PROBLEM DETAILS: Restate the data exactly as given and keep the pictures out.

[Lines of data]
· · · · · · ·
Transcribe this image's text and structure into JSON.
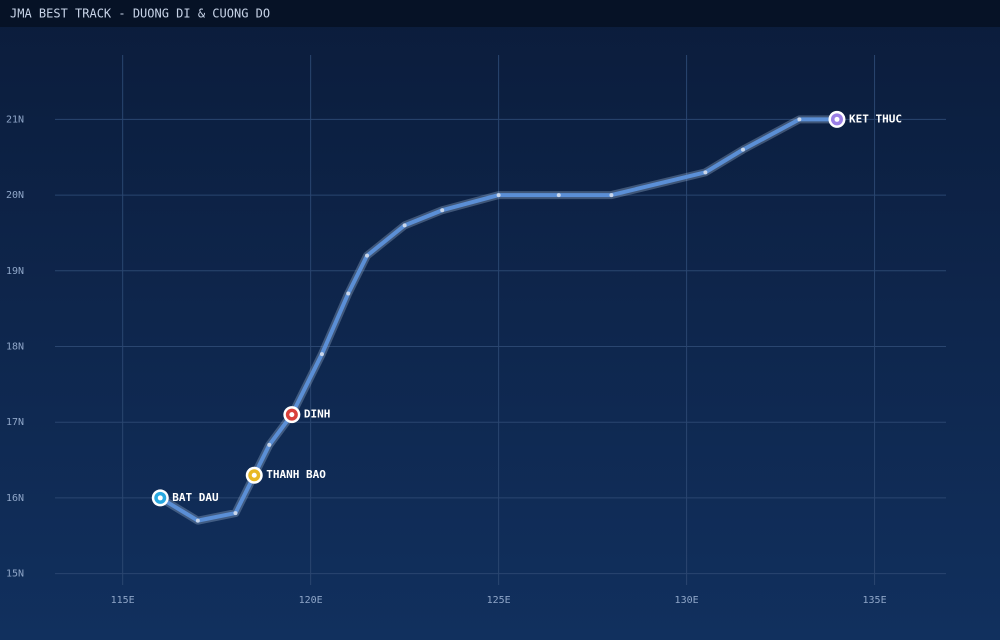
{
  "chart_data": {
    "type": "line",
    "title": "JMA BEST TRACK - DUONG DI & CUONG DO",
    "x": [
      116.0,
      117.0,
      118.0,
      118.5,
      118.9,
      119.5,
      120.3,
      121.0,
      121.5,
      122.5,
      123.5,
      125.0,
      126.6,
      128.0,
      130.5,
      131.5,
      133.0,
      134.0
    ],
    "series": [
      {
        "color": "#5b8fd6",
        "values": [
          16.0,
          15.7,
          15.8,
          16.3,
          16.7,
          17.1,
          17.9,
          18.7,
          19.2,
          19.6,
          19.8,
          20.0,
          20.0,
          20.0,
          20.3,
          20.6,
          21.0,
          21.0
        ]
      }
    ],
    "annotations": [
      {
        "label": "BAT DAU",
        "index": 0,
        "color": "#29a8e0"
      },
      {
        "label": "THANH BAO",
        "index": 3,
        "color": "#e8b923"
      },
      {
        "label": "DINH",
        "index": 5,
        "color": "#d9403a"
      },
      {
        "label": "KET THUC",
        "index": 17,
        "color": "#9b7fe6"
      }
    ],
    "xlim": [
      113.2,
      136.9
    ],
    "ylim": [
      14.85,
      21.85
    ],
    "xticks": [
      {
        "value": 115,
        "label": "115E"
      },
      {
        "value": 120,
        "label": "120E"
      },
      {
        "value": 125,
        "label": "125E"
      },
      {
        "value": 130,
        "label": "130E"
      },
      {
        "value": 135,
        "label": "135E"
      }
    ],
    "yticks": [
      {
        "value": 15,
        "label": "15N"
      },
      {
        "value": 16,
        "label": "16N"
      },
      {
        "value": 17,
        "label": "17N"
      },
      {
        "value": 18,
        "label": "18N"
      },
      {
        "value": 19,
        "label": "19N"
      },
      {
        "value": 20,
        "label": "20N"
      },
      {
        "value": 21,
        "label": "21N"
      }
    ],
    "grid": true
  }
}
· · · · · · ·
TASK OUTPUT:
Transcribe this image's text and structure into JSON.
{
  "chart_data": {
    "type": "line",
    "title": "JMA BEST TRACK - DUONG DI & CUONG DO",
    "x": [
      116.0,
      117.0,
      118.0,
      118.5,
      118.9,
      119.5,
      120.3,
      121.0,
      121.5,
      122.5,
      123.5,
      125.0,
      126.6,
      128.0,
      130.5,
      131.5,
      133.0,
      134.0
    ],
    "series": [
      {
        "color": "#5b8fd6",
        "values": [
          16.0,
          15.7,
          15.8,
          16.3,
          16.7,
          17.1,
          17.9,
          18.7,
          19.2,
          19.6,
          19.8,
          20.0,
          20.0,
          20.0,
          20.3,
          20.6,
          21.0,
          21.0
        ]
      }
    ],
    "annotations": [
      {
        "label": "BAT DAU",
        "index": 0,
        "color": "#29a8e0"
      },
      {
        "label": "THANH BAO",
        "index": 3,
        "color": "#e8b923"
      },
      {
        "label": "DINH",
        "index": 5,
        "color": "#d9403a"
      },
      {
        "label": "KET THUC",
        "index": 17,
        "color": "#9b7fe6"
      }
    ],
    "xlim": [
      113.2,
      136.9
    ],
    "ylim": [
      14.85,
      21.85
    ],
    "xticks": [
      {
        "value": 115,
        "label": "115E"
      },
      {
        "value": 120,
        "label": "120E"
      },
      {
        "value": 125,
        "label": "125E"
      },
      {
        "value": 130,
        "label": "130E"
      },
      {
        "value": 135,
        "label": "135E"
      }
    ],
    "yticks": [
      {
        "value": 15,
        "label": "15N"
      },
      {
        "value": 16,
        "label": "16N"
      },
      {
        "value": 17,
        "label": "17N"
      },
      {
        "value": 18,
        "label": "18N"
      },
      {
        "value": 19,
        "label": "19N"
      },
      {
        "value": 20,
        "label": "20N"
      },
      {
        "value": 21,
        "label": "21N"
      }
    ],
    "grid": true
  }
}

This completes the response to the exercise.